**Exercise prompt**
Reproduce the records word for word, from their first line through the line that contains "1130, 539, 1156)".

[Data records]
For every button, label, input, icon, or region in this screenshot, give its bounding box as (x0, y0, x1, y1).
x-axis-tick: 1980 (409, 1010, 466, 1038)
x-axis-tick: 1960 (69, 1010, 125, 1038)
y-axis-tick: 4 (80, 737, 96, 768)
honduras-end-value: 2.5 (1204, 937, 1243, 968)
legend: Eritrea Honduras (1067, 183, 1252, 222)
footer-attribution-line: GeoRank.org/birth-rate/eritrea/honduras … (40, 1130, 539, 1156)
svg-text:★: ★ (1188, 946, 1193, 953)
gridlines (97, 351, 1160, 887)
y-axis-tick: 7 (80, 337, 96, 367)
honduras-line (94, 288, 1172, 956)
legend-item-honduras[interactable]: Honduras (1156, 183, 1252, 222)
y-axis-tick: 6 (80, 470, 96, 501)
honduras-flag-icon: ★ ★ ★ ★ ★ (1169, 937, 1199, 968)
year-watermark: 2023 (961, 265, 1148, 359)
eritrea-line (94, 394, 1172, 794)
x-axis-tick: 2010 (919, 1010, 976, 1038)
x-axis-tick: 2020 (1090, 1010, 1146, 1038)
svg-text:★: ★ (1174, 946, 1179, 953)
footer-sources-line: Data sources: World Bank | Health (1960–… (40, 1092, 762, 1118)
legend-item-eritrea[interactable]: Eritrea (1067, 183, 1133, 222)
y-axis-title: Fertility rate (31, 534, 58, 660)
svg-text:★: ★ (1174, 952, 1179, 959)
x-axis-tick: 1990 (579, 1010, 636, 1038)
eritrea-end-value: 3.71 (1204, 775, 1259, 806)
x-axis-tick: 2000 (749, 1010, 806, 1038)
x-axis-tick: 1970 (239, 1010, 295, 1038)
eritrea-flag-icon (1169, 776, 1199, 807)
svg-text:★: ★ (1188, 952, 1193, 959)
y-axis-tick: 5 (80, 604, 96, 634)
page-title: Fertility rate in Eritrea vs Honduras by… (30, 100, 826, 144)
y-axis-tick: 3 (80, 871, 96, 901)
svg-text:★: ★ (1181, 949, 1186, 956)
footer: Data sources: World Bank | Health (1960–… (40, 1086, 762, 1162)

**Result for this exercise**
For every button, label, input, icon, or region in this screenshot, give its bounding box as (x0, y0, x1, y1).
x-axis-tick: 1980 (409, 1010, 466, 1038)
x-axis-tick: 1960 (69, 1010, 125, 1038)
y-axis-tick: 4 (80, 737, 96, 768)
honduras-end-value: 2.5 (1204, 937, 1243, 968)
legend: Eritrea Honduras (1067, 183, 1252, 222)
footer-attribution-line: GeoRank.org/birth-rate/eritrea/honduras … (40, 1130, 539, 1156)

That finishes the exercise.